**Data records**
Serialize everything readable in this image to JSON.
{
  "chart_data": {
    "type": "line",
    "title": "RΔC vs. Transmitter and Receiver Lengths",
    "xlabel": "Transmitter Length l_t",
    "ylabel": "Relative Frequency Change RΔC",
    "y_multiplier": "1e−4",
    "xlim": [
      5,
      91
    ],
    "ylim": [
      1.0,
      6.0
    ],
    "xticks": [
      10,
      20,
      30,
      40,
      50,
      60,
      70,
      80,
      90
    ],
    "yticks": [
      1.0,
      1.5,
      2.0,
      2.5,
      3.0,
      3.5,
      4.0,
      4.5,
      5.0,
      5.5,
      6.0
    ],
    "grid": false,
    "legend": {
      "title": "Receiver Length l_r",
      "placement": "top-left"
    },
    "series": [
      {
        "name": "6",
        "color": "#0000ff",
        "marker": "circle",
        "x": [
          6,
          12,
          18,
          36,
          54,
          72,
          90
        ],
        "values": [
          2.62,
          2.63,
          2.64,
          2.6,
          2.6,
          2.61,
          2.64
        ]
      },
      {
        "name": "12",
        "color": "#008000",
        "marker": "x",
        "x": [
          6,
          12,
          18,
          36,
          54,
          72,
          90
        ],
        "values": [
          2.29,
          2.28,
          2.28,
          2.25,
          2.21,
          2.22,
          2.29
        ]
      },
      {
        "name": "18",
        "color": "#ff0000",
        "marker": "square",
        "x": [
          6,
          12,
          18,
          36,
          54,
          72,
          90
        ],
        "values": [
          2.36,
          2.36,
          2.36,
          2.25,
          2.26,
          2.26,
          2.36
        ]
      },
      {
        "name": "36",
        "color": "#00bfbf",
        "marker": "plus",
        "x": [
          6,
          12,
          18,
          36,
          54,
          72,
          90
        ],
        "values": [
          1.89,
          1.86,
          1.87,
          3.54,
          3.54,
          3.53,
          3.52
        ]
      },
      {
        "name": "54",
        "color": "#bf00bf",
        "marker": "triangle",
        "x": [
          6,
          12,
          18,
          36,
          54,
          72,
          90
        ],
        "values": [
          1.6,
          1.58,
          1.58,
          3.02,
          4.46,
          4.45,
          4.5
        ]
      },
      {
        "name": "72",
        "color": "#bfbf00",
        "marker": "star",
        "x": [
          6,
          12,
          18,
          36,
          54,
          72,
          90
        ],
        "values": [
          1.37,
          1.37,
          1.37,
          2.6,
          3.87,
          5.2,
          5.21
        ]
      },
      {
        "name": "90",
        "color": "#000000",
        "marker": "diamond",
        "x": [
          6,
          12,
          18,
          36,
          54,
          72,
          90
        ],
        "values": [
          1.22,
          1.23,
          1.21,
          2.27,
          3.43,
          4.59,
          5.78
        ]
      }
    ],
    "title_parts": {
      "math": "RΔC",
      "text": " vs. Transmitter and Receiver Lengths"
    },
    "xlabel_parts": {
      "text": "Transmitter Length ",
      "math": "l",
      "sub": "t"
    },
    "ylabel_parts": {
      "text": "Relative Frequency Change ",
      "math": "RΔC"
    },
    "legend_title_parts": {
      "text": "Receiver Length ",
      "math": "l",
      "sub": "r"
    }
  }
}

**Exercise directions**
Look through the entries above and report each line where the string "Change" occurs.

**Result below**
    "ylabel": "Relative Frequency Change RΔC",
      "text": "Relative Frequency Change ",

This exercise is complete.